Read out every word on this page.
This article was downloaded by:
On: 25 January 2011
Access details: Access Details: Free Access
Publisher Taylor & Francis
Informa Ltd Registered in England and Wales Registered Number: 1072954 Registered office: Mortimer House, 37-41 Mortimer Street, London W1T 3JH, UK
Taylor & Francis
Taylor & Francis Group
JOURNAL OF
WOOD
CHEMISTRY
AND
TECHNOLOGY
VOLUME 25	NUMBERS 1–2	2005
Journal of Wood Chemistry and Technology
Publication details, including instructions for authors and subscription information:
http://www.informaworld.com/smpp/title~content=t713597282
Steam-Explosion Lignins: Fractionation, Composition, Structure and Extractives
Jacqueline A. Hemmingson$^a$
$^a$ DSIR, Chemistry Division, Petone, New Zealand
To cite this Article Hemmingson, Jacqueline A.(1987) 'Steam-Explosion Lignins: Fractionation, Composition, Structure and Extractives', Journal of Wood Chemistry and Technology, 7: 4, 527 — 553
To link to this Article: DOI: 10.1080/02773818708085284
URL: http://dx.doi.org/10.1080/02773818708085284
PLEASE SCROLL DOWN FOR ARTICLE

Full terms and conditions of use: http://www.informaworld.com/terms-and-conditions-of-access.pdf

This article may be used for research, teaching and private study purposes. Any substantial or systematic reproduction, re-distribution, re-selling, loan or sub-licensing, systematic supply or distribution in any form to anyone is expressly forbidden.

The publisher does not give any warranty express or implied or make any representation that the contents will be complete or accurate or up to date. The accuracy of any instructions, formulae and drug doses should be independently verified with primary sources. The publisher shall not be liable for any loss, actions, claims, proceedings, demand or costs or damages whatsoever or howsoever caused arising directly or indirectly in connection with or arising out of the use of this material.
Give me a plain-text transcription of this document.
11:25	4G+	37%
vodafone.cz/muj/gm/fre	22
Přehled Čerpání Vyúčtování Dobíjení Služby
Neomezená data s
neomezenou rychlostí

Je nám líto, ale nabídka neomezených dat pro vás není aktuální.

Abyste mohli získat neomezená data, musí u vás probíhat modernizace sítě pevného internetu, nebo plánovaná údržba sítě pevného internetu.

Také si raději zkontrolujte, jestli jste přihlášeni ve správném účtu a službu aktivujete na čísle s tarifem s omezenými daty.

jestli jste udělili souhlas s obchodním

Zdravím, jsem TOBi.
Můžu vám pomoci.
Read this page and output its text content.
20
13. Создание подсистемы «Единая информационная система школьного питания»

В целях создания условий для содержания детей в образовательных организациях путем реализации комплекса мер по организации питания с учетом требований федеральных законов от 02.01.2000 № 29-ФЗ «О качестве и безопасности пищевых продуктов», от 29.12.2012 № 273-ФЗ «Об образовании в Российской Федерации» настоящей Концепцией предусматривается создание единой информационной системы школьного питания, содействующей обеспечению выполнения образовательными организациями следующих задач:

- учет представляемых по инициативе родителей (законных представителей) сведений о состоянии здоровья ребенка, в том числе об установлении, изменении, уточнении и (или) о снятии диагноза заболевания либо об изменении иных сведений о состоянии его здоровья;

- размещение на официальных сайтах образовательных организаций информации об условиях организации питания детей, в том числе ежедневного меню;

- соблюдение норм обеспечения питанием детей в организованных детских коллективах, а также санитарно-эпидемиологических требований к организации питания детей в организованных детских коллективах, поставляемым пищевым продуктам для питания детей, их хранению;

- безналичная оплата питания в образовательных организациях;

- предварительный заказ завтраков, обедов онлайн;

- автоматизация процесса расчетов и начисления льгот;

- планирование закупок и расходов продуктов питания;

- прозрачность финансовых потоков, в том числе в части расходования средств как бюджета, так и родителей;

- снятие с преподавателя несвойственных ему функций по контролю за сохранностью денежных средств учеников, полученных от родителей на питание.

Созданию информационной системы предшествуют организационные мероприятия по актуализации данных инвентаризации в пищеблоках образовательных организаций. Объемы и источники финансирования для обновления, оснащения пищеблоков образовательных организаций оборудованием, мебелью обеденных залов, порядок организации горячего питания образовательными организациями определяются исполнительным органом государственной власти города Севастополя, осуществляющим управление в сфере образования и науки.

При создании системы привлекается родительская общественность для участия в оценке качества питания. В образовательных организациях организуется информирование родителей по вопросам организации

*GOAL*
Please restate the records in full, word for word.

*TASK RESPONSE*
Read out every word on this page.
This article was downloaded by:
On: 25 January 2011
Access details: Access Details: Free Access
Publisher Taylor & Francis
Informa Ltd Registered in England and Wales Registered Number: 1072954 Registered office: Mortimer House, 37-41 Mortimer Street, London W1T 3JH, UK
Taylor & Francis
Taylor & Francis Group
JOURNAL OF
WOOD
CHEMISTRY
AND
TECHNOLOGY
VOLUME 25	NUMBERS 1–2	2005
Journal of Wood Chemistry and Technology
Publication details, including instructions for authors and subscription information:
http://www.informaworld.com/smpp/title~content=t713597282
Steam-Explosion Lignins: Fractionation, Composition, Structure and Extractives
Jacqueline A. Hemmingson$^a$
$^a$ DSIR, Chemistry Division, Petone, New Zealand
To cite this Article Hemmingson, Jacqueline A.(1987) 'Steam-Explosion Lignins: Fractionation, Composition, Structure and Extractives', Journal of Wood Chemistry and Technology, 7: 4, 527 — 553
To link to this Article: DOI: 10.1080/02773818708085284
URL: http://dx.doi.org/10.1080/02773818708085284
PLEASE SCROLL DOWN FOR ARTICLE

Full terms and conditions of use: http://www.informaworld.com/terms-and-conditions-of-access.pdf

This article may be used for research, teaching and private study purposes. Any substantial or systematic reproduction, re-distribution, re-selling, loan or sub-licensing, systematic supply or distribution in any form to anyone is expressly forbidden.

The publisher does not give any warranty express or implied or make any representation that the contents will be complete or accurate or up to date. The accuracy of any instructions, formulae and drug doses should be independently verified with primary sources. The publisher shall not be liable for any loss, actions, claims, proceedings, demand or costs or damages whatsoever or howsoever caused arising directly or indirectly in connection with or arising out of the use of this material.
Give me a plain-text transcription of this document.
11:25	4G+	37%
vodafone.cz/muj/gm/fre	22
Přehled Čerpání Vyúčtování Dobíjení Služby
Neomezená data s
neomezenou rychlostí

Je nám líto, ale nabídka neomezených dat pro vás není aktuální.

Abyste mohli získat neomezená data, musí u vás probíhat modernizace sítě pevného internetu, nebo plánovaná údržba sítě pevného internetu.

Také si raději zkontrolujte, jestli jste přihlášeni ve správném účtu a službu aktivujete na čísle s tarifem s omezenými daty.

jestli jste udělili souhlas s obchodním

Zdravím, jsem TOBi.
Můžu vám pomoci.
Read this page and output its text content.
20
13. Создание подсистемы «Единая информационная система школьного питания»

В целях создания условий для содержания детей в образовательных организациях путем реализации комплекса мер по организации питания с учетом требований федеральных законов от 02.01.2000 № 29-ФЗ «О качестве и безопасности пищевых продуктов», от 29.12.2012 № 273-ФЗ «Об образовании в Российской Федерации» настоящей Концепцией предусматривается создание единой информационной системы школьного питания, содействующей обеспечению выполнения образовательными организациями следующих задач:

- учет представляемых по инициативе родителей (законных представителей) сведений о состоянии здоровья ребенка, в том числе об установлении, изменении, уточнении и (или) о снятии диагноза заболевания либо об изменении иных сведений о состоянии его здоровья;

- размещение на официальных сайтах образовательных организаций информации об условиях организации питания детей, в том числе ежедневного меню;

- соблюдение норм обеспечения питанием детей в организованных детских коллективах, а также санитарно-эпидемиологических требований к организации питания детей в организованных детских коллективах, поставляемым пищевым продуктам для питания детей, их хранению;

- безналичная оплата питания в образовательных организациях;

- предварительный заказ завтраков, обедов онлайн;

- автоматизация процесса расчетов и начисления льгот;

- планирование закупок и расходов продуктов питания;

- прозрачность финансовых потоков, в том числе в части расходования средств как бюджета, так и родителей;

- снятие с преподавателя несвойственных ему функций по контролю за сохранностью денежных средств учеников, полученных от родителей на питание.

Созданию информационной системы предшествуют организационные мероприятия по актуализации данных инвентаризации в пищеблоках образовательных организаций. Объемы и источники финансирования для обновления, оснащения пищеблоков образовательных организаций оборудованием, мебелью обеденных залов, порядок организации горячего питания образовательными организациями определяются исполнительным органом государственной власти города Севастополя, осуществляющим управление в сфере образования и науки.

При создании системы привлекается родительская общественность для участия в оценке качества питания. В образовательных организациях организуется информирование родителей по вопросам организации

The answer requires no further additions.